= Exercise description =
Copy out the lines of the material verbatim, starting with the first line and continuing through the line containing "svg-text:OPTIONAL: OPTIONAL (516, 233, 548, 243)", both ends included.

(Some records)
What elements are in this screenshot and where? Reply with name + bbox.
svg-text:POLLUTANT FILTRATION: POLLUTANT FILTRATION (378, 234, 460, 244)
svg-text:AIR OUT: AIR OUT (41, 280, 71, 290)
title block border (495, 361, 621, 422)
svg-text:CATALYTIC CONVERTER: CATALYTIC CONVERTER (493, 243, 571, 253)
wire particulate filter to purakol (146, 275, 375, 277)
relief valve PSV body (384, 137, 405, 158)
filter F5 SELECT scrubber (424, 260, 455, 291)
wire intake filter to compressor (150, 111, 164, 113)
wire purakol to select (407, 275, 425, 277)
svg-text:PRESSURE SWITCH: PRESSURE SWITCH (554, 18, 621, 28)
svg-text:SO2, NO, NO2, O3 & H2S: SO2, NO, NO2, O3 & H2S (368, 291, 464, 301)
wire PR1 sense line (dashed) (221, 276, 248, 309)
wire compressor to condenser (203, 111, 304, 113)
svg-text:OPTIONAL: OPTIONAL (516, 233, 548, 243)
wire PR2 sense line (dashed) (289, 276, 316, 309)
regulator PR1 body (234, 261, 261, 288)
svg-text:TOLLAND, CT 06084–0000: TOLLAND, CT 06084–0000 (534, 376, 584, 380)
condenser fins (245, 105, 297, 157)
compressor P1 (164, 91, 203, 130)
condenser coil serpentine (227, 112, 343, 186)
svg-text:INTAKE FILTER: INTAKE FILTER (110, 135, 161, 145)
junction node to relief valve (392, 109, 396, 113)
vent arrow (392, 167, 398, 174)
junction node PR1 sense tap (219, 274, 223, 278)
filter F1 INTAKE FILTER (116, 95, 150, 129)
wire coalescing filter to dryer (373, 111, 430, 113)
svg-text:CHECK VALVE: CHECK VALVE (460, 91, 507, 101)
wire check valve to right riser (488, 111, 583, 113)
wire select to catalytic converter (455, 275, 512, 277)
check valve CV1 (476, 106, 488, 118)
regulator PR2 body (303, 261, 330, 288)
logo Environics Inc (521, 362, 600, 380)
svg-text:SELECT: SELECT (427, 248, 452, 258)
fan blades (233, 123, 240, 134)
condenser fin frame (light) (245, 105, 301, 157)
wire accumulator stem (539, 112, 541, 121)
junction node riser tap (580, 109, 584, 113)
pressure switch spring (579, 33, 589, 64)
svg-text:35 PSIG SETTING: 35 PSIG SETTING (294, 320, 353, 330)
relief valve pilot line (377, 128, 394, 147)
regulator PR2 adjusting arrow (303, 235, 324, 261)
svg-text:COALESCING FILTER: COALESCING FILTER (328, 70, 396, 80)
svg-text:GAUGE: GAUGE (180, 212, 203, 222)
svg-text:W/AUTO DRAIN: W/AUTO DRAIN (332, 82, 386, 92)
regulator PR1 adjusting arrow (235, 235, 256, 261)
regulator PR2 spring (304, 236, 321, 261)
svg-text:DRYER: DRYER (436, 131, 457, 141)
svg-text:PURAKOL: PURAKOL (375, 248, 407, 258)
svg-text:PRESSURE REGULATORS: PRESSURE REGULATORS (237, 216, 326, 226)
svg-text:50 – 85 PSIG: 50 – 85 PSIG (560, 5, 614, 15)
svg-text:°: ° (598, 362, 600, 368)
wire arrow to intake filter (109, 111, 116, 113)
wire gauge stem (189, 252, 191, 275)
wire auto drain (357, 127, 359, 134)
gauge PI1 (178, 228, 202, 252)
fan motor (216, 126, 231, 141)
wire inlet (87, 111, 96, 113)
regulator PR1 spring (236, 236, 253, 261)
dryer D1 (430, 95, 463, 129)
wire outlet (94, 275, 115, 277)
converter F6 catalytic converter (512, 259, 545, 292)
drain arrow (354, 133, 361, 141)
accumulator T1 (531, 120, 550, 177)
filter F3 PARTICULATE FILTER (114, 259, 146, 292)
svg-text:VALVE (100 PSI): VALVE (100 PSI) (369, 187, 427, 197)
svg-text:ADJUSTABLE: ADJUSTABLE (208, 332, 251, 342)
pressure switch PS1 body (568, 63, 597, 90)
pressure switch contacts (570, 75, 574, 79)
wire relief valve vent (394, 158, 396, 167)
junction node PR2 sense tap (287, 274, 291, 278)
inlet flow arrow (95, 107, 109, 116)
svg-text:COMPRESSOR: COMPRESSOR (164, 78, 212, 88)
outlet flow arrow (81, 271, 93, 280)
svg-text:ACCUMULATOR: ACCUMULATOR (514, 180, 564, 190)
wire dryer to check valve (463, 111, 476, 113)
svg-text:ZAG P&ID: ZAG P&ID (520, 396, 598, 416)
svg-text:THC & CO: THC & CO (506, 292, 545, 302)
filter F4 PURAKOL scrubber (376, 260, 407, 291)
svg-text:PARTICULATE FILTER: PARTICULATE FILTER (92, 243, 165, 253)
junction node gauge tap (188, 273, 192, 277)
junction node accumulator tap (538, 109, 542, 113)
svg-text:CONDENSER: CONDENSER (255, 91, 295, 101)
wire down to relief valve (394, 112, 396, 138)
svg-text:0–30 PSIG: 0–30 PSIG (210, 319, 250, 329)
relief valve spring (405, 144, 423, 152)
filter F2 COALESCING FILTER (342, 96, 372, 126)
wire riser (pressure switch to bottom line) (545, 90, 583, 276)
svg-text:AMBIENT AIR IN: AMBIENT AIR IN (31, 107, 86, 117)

= Written reply =
What elements are in this screenshot and where? Reply with name + bbox.
svg-text:POLLUTANT FILTRATION: POLLUTANT FILTRATION (378, 234, 460, 244)
svg-text:AIR OUT: AIR OUT (41, 280, 71, 290)
title block border (495, 361, 621, 422)
svg-text:CATALYTIC CONVERTER: CATALYTIC CONVERTER (493, 243, 571, 253)
wire particulate filter to purakol (146, 275, 375, 277)
relief valve PSV body (384, 137, 405, 158)
filter F5 SELECT scrubber (424, 260, 455, 291)
wire intake filter to compressor (150, 111, 164, 113)
wire purakol to select (407, 275, 425, 277)
svg-text:PRESSURE SWITCH: PRESSURE SWITCH (554, 18, 621, 28)
svg-text:SO2, NO, NO2, O3 & H2S: SO2, NO, NO2, O3 & H2S (368, 291, 464, 301)
wire PR1 sense line (dashed) (221, 276, 248, 309)
wire compressor to condenser (203, 111, 304, 113)
svg-text:OPTIONAL: OPTIONAL (516, 233, 548, 243)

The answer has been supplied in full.